(Data extracted from a collection)
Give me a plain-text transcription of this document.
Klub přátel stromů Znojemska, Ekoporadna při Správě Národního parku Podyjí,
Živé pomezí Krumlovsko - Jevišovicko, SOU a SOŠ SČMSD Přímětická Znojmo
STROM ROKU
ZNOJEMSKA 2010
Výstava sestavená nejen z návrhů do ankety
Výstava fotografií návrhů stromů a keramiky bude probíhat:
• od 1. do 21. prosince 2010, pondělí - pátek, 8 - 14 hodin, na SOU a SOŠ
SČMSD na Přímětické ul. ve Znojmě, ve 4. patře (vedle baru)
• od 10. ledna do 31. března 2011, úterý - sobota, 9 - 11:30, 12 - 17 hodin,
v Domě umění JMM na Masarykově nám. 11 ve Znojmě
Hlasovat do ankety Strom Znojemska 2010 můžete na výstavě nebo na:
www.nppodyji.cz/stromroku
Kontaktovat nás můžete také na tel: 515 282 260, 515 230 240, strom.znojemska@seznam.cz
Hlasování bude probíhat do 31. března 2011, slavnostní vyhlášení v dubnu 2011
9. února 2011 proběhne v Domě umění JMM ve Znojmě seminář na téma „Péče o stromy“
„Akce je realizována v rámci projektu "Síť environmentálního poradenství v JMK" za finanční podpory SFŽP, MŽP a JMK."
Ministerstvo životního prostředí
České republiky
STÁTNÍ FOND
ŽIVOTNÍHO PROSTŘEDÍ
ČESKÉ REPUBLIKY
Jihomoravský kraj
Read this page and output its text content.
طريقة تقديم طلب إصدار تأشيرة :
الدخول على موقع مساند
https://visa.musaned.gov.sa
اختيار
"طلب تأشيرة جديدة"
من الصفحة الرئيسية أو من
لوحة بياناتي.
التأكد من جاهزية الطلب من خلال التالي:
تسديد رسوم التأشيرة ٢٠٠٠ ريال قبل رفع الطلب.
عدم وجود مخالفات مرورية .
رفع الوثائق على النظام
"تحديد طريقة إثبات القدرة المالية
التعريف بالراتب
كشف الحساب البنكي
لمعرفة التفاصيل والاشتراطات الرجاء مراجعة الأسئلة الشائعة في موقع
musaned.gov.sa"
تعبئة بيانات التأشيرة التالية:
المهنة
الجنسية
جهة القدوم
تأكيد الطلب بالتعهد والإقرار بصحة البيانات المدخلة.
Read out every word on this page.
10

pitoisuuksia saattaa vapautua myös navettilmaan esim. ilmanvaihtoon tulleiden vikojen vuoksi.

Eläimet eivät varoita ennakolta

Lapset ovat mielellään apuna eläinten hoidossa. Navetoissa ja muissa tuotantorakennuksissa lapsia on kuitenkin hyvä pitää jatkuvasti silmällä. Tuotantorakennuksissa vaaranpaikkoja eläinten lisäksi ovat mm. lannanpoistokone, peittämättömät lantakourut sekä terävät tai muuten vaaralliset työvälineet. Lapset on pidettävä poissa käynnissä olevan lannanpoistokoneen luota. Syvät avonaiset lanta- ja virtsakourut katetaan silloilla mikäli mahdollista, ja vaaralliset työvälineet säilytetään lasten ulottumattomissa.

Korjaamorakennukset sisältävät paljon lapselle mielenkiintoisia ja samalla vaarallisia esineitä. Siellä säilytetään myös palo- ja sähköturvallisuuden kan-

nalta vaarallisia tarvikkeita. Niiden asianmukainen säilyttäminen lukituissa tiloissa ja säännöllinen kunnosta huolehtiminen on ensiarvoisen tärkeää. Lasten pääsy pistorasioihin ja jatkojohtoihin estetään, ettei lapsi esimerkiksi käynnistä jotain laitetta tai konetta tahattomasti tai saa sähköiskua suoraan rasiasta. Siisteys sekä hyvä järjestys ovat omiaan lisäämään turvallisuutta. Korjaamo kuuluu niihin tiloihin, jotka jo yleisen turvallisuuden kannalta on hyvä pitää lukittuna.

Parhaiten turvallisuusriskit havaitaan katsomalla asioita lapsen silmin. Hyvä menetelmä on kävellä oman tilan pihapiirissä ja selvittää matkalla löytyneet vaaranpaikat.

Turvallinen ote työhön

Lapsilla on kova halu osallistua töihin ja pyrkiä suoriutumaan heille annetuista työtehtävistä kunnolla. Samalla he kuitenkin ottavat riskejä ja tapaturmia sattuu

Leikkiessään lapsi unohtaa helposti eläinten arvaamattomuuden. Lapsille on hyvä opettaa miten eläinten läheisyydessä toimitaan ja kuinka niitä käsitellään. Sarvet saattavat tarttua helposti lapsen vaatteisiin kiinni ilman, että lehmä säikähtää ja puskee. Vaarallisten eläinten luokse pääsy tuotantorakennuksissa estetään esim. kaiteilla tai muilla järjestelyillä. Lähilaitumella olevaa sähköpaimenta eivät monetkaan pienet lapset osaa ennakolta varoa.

▸ Requirements: Transcribe the material above word for word.

▸ Output:
Give me a plain-text transcription of this document.
Klub přátel stromů Znojemska, Ekoporadna při Správě Národního parku Podyjí,
Živé pomezí Krumlovsko - Jevišovicko, SOU a SOŠ SČMSD Přímětická Znojmo
STROM ROKU
ZNOJEMSKA 2010
Výstava sestavená nejen z návrhů do ankety
Výstava fotografií návrhů stromů a keramiky bude probíhat:
• od 1. do 21. prosince 2010, pondělí - pátek, 8 - 14 hodin, na SOU a SOŠ
SČMSD na Přímětické ul. ve Znojmě, ve 4. patře (vedle baru)
• od 10. ledna do 31. března 2011, úterý - sobota, 9 - 11:30, 12 - 17 hodin,
v Domě umění JMM na Masarykově nám. 11 ve Znojmě
Hlasovat do ankety Strom Znojemska 2010 můžete na výstavě nebo na:
www.nppodyji.cz/stromroku
Kontaktovat nás můžete také na tel: 515 282 260, 515 230 240, strom.znojemska@seznam.cz
Hlasování bude probíhat do 31. března 2011, slavnostní vyhlášení v dubnu 2011
9. února 2011 proběhne v Domě umění JMM ve Znojmě seminář na téma „Péče o stromy“
„Akce je realizována v rámci projektu "Síť environmentálního poradenství v JMK" za finanční podpory SFŽP, MŽP a JMK."
Ministerstvo životního prostředí
České republiky
STÁTNÍ FOND
ŽIVOTNÍHO PROSTŘEDÍ
ČESKÉ REPUBLIKY
Jihomoravský kraj
Read this page and output its text content.
طريقة تقديم طلب إصدار تأشيرة :
الدخول على موقع مساند
https://visa.musaned.gov.sa
اختيار
"طلب تأشيرة جديدة"
من الصفحة الرئيسية أو من
لوحة بياناتي.
التأكد من جاهزية الطلب من خلال التالي:
تسديد رسوم التأشيرة ٢٠٠٠ ريال قبل رفع الطلب.
عدم وجود مخالفات مرورية .
رفع الوثائق على النظام
"تحديد طريقة إثبات القدرة المالية
التعريف بالراتب
كشف الحساب البنكي
لمعرفة التفاصيل والاشتراطات الرجاء مراجعة الأسئلة الشائعة في موقع
musaned.gov.sa"
تعبئة بيانات التأشيرة التالية:
المهنة
الجنسية
جهة القدوم
تأكيد الطلب بالتعهد والإقرار بصحة البيانات المدخلة.
Read out every word on this page.
10

pitoisuuksia saattaa vapautua myös navettilmaan esim. ilmanvaihtoon tulleiden vikojen vuoksi.

Eläimet eivät varoita ennakolta

Lapset ovat mielellään apuna eläinten hoidossa. Navetoissa ja muissa tuotantorakennuksissa lapsia on kuitenkin hyvä pitää jatkuvasti silmällä. Tuotantorakennuksissa vaaranpaikkoja eläinten lisäksi ovat mm. lannanpoistokone, peittämättömät lantakourut sekä terävät tai muuten vaaralliset työvälineet. Lapset on pidettävä poissa käynnissä olevan lannanpoistokoneen luota. Syvät avonaiset lanta- ja virtsakourut katetaan silloilla mikäli mahdollista, ja vaaralliset työvälineet säilytetään lasten ulottumattomissa.

Korjaamorakennukset sisältävät paljon lapselle mielenkiintoisia ja samalla vaarallisia esineitä. Siellä säilytetään myös palo- ja sähköturvallisuuden kan-

nalta vaarallisia tarvikkeita. Niiden asianmukainen säilyttäminen lukituissa tiloissa ja säännöllinen kunnosta huolehtiminen on ensiarvoisen tärkeää. Lasten pääsy pistorasioihin ja jatkojohtoihin estetään, ettei lapsi esimerkiksi käynnistä jotain laitetta tai konetta tahattomasti tai saa sähköiskua suoraan rasiasta. Siisteys sekä hyvä järjestys ovat omiaan lisäämään turvallisuutta. Korjaamo kuuluu niihin tiloihin, jotka jo yleisen turvallisuuden kannalta on hyvä pitää lukittuna.

Parhaiten turvallisuusriskit havaitaan katsomalla asioita lapsen silmin. Hyvä menetelmä on kävellä oman tilan pihapiirissä ja selvittää matkalla löytyneet vaaranpaikat.

Turvallinen ote työhön

Lapsilla on kova halu osallistua töihin ja pyrkiä suoriutumaan heille annetuista työtehtävistä kunnolla. Samalla he kuitenkin ottavat riskejä ja tapaturmia sattuu

Leikkiessään lapsi unohtaa helposti eläinten arvaamattomuuden. Lapsille on hyvä opettaa miten eläinten läheisyydessä toimitaan ja kuinka niitä käsitellään. Sarvet saattavat tarttua helposti lapsen vaatteisiin kiinni ilman, että lehmä säikähtää ja puskee. Vaarallisten eläinten luokse pääsy tuotantorakennuksissa estetään esim. kaiteilla tai muilla järjestelyillä. Lähilaitumella olevaa sähköpaimenta eivät monetkaan pienet lapset osaa ennakolta varoa.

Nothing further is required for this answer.